>> begin INPUT RECORDS

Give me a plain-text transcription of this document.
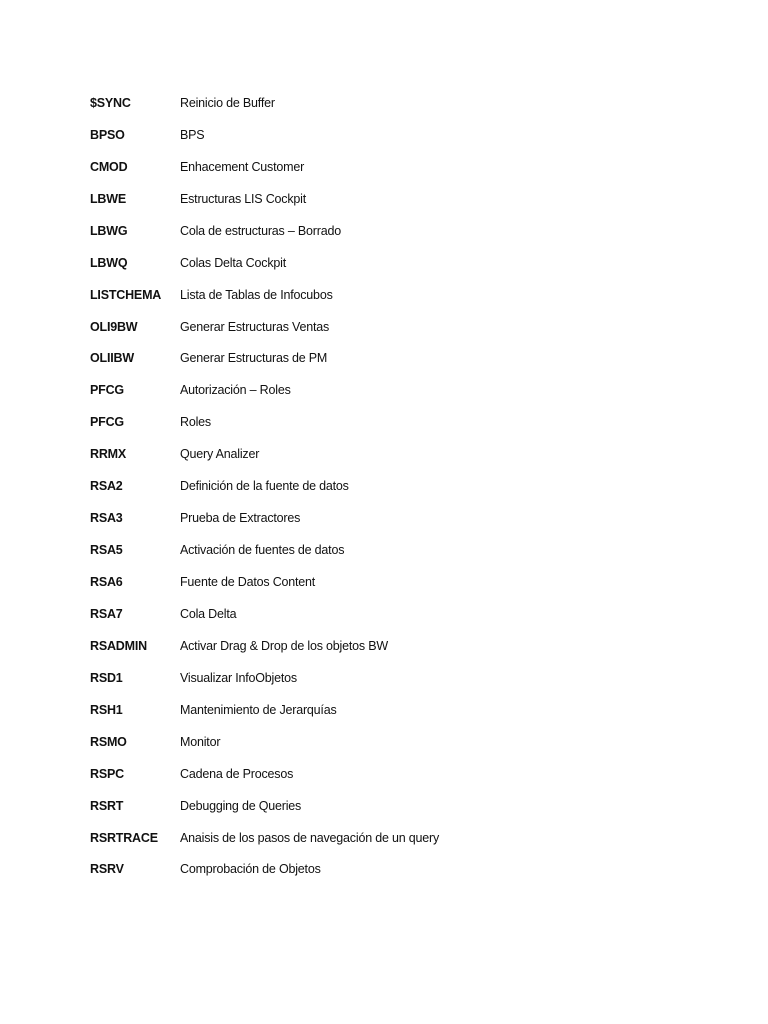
$SYNC	Reinicio de Buffer
BPSO	BPS
CMOD	Enhacement Customer
LBWE	Estructuras LIS Cockpit
LBWG	Cola de estructuras – Borrado
LBWQ	Colas Delta Cockpit
LISTCHEMA	Lista de Tablas de Infocubos
OLI9BW	Generar Estructuras Ventas
OLIIBW	Generar Estructuras de PM
PFCG	Autorización – Roles
PFCG	Roles
RRMX	Query Analizer
RSA2	Definición de la fuente de datos
RSA3	Prueba de Extractores
RSA5	Activación de fuentes de datos
RSA6	Fuente de Datos Content
RSA7	Cola Delta
RSADMIN	Activar Drag & Drop de los objetos BW
RSD1	Visualizar InfoObjetos
RSH1	Mantenimiento de Jerarquías
RSMO	Monitor
RSPC	Cadena de Procesos
RSRT	Debugging de Queries
RSRTRACE	Anaisis de los pasos de navegación de un query
RSRV	Comprobación de Objetos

>> end INPUT RECORDS

== TASK TO COMPLETE ==
Write the number of lines containing the word "Roles" and nothing besides it.

== ANSWER ==
2